▶ [Written task]
Find how many lines of the listing below include the word "контракта", then report the number by itself.

▶ [Given data]
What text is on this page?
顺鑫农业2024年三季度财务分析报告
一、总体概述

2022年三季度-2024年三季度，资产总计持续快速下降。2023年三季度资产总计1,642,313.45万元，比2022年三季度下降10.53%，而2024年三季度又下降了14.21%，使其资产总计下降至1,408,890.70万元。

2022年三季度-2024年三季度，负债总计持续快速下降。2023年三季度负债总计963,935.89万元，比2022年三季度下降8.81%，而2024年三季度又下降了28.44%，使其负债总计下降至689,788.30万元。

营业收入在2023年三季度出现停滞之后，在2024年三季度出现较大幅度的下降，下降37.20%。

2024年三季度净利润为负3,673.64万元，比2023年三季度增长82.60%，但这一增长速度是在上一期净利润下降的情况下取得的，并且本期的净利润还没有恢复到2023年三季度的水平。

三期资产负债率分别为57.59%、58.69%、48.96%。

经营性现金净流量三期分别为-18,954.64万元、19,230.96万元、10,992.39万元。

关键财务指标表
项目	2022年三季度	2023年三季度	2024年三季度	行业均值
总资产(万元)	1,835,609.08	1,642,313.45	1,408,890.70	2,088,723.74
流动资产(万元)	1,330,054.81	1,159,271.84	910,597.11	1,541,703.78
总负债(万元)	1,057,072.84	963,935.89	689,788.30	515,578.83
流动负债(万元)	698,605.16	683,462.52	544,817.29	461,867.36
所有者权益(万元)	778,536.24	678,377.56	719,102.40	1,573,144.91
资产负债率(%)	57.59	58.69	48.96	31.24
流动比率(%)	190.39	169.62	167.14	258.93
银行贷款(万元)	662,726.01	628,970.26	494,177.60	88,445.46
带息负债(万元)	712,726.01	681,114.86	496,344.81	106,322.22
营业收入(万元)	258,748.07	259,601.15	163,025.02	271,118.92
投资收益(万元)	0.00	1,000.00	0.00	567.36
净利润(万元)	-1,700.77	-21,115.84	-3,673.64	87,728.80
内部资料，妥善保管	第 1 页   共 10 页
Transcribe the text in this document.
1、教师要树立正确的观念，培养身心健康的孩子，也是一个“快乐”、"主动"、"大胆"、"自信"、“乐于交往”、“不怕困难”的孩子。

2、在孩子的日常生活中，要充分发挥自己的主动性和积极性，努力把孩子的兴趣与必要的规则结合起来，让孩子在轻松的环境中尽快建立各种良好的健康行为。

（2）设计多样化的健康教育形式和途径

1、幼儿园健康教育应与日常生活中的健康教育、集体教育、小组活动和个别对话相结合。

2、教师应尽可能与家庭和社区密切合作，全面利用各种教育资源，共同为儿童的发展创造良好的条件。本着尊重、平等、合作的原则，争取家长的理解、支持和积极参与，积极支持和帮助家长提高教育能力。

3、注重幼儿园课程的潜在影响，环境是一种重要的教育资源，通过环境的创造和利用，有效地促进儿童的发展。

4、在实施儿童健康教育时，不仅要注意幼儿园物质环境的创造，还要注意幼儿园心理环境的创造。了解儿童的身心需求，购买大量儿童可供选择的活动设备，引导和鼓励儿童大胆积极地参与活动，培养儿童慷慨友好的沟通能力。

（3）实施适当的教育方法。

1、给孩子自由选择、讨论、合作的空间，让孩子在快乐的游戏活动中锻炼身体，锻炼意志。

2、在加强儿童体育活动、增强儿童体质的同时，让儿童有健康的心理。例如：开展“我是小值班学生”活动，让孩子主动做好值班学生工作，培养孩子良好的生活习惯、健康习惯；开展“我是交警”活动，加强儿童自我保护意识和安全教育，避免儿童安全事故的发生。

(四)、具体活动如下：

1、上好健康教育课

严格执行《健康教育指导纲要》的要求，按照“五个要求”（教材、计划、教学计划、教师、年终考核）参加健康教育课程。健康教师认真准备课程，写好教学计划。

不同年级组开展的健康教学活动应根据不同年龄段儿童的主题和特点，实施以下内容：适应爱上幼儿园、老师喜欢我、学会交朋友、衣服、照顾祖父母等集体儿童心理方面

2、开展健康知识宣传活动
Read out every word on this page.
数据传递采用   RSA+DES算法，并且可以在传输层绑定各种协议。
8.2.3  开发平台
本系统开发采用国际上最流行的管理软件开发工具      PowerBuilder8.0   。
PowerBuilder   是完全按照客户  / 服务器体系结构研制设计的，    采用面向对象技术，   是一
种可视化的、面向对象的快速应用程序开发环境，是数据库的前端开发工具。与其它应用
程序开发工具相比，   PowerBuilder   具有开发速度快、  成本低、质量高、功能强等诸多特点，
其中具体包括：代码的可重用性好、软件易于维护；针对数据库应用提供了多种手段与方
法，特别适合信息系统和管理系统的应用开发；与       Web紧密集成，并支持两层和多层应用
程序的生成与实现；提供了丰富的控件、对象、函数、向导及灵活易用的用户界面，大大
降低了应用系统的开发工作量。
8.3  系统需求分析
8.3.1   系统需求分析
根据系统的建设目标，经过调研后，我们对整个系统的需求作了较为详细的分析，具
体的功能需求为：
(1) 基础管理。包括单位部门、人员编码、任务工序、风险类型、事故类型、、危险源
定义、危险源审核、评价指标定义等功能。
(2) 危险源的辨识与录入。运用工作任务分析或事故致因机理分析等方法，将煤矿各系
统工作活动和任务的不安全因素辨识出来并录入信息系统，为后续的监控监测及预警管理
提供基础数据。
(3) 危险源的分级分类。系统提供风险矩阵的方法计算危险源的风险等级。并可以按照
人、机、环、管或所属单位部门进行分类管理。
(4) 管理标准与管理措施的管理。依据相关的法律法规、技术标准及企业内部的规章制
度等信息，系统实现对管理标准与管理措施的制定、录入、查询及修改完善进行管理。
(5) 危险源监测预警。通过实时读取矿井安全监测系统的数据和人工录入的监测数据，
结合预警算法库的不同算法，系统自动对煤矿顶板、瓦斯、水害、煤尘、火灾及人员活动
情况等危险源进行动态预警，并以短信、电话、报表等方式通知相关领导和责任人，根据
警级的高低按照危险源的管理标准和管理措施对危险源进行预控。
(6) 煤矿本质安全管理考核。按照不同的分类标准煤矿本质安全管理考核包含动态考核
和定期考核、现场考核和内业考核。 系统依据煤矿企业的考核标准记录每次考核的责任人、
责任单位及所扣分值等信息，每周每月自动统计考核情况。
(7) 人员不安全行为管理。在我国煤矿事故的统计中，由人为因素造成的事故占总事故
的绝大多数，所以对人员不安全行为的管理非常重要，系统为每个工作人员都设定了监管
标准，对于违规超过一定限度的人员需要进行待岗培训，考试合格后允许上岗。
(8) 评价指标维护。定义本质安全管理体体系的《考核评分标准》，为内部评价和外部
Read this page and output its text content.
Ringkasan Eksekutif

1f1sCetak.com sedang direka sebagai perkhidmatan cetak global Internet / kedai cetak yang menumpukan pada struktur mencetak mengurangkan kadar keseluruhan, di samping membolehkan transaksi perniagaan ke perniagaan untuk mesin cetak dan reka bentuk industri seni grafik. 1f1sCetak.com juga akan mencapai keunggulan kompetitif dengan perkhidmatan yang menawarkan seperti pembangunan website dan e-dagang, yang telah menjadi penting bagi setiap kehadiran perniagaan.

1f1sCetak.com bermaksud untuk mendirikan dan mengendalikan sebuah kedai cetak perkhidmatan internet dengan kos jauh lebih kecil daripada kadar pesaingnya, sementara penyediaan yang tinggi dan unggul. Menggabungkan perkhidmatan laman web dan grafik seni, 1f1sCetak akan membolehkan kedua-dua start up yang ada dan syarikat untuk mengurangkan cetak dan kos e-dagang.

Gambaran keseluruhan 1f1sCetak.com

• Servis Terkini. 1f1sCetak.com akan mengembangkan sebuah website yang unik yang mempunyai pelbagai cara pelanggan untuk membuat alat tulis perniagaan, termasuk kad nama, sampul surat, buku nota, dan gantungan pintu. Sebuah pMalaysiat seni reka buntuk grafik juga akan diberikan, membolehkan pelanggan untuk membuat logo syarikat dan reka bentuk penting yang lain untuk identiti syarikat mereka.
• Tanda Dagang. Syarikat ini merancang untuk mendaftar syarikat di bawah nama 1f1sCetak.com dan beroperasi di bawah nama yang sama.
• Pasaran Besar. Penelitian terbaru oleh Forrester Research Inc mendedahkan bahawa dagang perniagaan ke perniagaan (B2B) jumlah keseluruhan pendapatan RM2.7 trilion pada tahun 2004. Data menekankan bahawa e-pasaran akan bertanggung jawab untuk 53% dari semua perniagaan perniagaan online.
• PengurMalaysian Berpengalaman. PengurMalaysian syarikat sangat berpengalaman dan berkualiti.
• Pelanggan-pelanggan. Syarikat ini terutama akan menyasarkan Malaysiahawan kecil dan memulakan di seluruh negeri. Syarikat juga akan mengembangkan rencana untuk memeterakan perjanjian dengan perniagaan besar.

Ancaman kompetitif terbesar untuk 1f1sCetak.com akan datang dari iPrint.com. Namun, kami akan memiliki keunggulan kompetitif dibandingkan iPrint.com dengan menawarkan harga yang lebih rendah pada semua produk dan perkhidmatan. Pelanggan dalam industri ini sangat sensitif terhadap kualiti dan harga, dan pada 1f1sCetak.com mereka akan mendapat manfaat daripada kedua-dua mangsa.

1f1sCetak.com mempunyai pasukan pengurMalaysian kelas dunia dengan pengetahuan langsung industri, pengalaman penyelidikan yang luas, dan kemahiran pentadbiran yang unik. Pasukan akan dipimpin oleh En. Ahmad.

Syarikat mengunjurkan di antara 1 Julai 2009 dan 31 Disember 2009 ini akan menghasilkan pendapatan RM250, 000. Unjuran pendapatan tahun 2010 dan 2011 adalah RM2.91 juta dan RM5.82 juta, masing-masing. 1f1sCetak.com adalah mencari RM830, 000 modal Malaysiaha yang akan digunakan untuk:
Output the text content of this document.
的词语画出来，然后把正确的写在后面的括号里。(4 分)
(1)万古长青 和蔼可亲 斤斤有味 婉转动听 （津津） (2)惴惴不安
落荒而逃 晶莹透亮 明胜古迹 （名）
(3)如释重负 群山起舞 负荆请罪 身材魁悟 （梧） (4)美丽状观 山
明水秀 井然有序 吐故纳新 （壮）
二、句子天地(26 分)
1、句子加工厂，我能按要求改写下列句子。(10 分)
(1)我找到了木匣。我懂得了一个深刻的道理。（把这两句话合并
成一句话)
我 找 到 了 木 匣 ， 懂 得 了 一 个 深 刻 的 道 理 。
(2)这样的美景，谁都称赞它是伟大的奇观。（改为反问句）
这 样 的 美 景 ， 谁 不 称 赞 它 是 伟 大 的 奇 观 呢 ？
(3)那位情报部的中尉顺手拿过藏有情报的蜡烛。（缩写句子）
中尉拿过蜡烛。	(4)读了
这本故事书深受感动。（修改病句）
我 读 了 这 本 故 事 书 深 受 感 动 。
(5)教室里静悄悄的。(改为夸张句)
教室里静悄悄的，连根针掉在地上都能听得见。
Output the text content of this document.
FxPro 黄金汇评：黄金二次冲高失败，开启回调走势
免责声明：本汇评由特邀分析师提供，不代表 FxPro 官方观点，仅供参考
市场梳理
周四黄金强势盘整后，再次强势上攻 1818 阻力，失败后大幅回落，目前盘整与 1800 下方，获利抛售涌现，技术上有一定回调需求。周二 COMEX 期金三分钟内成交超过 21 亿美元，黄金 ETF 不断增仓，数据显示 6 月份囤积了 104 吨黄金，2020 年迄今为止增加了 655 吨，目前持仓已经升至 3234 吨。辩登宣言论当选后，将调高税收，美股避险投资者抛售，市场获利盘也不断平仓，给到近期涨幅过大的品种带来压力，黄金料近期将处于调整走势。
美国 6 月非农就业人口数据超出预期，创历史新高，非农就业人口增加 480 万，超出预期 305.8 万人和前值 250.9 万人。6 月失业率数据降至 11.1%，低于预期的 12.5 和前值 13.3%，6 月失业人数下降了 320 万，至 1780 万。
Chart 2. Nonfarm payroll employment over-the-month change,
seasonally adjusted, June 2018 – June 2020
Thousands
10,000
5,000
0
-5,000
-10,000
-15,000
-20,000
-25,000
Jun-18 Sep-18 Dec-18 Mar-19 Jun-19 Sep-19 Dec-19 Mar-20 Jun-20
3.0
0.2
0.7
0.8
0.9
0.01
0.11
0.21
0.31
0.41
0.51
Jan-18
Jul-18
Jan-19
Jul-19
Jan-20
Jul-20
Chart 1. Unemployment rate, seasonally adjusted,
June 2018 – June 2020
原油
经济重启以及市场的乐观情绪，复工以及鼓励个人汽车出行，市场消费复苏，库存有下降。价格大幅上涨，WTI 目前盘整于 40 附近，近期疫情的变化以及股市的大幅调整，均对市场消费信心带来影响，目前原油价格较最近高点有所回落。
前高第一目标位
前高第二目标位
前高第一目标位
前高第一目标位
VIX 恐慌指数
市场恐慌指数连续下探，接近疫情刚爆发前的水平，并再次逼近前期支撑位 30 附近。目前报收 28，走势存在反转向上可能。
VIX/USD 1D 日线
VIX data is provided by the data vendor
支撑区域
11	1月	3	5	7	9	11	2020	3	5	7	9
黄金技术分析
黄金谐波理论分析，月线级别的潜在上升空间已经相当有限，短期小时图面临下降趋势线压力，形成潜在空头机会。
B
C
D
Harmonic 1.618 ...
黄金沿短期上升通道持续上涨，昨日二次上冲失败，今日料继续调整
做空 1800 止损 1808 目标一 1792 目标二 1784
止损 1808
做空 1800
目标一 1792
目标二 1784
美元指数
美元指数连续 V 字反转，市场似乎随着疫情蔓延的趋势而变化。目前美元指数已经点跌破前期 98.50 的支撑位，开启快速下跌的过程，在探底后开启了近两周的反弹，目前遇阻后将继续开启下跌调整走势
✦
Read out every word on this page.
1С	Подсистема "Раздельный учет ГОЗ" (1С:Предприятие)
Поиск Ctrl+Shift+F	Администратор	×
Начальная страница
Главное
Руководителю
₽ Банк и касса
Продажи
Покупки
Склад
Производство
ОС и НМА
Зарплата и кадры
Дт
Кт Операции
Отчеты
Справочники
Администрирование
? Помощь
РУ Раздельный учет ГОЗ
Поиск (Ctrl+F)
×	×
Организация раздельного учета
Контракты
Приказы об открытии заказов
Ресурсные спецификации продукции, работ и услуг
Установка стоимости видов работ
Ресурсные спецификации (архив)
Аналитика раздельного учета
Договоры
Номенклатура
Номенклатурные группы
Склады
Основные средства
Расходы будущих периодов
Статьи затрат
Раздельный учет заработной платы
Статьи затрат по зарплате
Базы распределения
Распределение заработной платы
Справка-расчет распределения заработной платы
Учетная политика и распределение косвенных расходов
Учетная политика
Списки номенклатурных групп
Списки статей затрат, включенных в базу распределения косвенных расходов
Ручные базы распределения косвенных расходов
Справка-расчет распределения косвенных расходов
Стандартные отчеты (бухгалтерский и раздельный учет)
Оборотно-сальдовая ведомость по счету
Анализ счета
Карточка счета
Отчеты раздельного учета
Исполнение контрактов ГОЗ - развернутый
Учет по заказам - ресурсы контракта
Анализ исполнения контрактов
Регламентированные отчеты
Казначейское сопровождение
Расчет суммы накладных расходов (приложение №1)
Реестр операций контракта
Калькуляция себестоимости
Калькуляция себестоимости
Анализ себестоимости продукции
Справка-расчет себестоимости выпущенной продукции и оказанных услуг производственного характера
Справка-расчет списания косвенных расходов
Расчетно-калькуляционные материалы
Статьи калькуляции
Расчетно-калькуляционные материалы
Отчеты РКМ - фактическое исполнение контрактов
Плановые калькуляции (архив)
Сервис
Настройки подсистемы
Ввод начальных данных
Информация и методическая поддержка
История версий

▶ [Solution to the problem]
2